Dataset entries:

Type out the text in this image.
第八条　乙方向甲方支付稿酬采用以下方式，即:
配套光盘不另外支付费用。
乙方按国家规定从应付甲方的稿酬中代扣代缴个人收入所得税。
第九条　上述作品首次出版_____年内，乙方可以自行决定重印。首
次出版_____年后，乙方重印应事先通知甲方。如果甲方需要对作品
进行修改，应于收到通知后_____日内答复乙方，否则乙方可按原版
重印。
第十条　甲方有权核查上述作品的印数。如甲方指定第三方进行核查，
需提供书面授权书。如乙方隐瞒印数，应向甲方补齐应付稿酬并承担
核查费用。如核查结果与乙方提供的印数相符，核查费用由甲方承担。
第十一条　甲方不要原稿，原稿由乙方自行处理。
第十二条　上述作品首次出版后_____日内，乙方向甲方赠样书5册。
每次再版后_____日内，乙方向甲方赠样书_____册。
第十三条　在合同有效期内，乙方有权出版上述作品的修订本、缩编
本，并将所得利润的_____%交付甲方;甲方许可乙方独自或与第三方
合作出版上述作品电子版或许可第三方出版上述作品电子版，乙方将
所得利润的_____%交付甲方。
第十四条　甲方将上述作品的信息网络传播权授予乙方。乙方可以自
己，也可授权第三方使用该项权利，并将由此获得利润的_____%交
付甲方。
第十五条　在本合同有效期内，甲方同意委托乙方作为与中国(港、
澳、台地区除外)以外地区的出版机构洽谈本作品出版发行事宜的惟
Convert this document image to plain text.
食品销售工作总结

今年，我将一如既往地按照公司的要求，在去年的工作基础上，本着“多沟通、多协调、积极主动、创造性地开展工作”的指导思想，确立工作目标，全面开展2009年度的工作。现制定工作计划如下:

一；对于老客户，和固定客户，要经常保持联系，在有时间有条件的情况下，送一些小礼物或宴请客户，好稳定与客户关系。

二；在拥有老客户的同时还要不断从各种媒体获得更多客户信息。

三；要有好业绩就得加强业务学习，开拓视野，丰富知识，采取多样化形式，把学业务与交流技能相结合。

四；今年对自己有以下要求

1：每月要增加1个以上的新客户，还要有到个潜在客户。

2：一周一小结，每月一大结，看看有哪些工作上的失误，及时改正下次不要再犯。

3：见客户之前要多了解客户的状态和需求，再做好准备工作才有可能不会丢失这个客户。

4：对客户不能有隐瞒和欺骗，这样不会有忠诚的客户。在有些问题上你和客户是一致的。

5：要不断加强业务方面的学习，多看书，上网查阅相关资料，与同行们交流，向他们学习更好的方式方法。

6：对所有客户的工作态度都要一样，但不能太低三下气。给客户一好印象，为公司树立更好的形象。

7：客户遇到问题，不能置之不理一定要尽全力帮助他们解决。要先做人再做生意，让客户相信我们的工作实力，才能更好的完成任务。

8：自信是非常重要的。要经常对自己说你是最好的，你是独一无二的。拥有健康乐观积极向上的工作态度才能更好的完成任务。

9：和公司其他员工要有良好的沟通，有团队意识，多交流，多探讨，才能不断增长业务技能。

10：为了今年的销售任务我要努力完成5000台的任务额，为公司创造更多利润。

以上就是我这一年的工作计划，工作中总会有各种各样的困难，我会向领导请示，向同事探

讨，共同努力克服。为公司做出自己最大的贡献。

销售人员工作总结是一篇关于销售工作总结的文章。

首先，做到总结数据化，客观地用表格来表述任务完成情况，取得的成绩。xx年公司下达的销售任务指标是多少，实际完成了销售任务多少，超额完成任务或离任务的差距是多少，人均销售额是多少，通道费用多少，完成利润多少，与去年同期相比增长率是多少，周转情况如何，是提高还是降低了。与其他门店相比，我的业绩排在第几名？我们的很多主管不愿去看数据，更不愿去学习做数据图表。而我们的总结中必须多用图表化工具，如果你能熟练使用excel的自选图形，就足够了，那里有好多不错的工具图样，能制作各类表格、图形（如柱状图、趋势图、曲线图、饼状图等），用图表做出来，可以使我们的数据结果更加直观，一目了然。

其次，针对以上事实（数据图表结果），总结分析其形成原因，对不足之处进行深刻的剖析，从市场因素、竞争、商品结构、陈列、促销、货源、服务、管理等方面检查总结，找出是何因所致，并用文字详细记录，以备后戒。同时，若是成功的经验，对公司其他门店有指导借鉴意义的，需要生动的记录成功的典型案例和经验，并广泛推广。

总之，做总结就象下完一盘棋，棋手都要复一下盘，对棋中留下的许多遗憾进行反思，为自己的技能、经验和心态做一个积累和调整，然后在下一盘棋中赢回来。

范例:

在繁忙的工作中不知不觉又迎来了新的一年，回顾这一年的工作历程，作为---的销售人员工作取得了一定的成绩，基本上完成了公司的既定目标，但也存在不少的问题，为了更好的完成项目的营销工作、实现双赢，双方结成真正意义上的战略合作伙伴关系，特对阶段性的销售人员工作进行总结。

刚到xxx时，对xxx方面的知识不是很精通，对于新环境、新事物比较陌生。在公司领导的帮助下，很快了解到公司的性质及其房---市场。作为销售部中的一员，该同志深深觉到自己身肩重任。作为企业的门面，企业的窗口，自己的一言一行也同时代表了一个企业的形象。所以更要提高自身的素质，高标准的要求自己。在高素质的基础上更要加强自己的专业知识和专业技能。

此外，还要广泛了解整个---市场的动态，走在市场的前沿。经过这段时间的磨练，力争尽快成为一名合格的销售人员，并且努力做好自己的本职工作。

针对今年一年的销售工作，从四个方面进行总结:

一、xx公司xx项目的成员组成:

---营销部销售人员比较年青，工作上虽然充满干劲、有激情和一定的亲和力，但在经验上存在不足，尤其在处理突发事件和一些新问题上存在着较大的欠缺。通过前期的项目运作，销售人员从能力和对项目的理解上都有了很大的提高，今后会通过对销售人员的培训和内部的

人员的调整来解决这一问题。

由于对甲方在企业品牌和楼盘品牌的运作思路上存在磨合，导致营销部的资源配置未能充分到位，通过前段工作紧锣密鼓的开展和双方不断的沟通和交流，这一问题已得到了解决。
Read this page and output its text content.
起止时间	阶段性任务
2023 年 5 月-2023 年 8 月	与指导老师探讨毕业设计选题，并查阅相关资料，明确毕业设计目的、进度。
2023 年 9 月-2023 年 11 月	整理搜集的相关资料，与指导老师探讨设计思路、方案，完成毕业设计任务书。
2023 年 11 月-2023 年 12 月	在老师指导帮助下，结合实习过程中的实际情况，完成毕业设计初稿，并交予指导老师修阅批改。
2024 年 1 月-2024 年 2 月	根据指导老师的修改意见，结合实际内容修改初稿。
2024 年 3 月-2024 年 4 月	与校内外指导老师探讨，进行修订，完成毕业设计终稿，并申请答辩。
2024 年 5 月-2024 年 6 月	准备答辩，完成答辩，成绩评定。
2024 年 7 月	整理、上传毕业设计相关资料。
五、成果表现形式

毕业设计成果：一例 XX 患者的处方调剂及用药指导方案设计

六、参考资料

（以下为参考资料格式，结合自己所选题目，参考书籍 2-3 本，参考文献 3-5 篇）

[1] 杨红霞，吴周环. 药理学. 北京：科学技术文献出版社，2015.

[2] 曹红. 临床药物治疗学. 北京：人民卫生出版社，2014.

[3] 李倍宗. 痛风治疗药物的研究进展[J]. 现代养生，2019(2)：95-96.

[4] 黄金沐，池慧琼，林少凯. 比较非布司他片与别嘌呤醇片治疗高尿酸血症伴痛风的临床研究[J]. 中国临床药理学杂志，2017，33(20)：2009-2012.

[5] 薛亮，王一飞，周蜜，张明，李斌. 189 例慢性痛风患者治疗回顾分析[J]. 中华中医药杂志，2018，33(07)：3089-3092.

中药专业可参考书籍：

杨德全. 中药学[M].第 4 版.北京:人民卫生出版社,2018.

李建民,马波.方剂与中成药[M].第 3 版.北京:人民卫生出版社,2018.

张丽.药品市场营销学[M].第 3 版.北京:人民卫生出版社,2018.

-- PROMPT --
Count how many lines in the data contain the word "image", giving the number without comment.

-- OUTPUT FOR THIS TASK --
2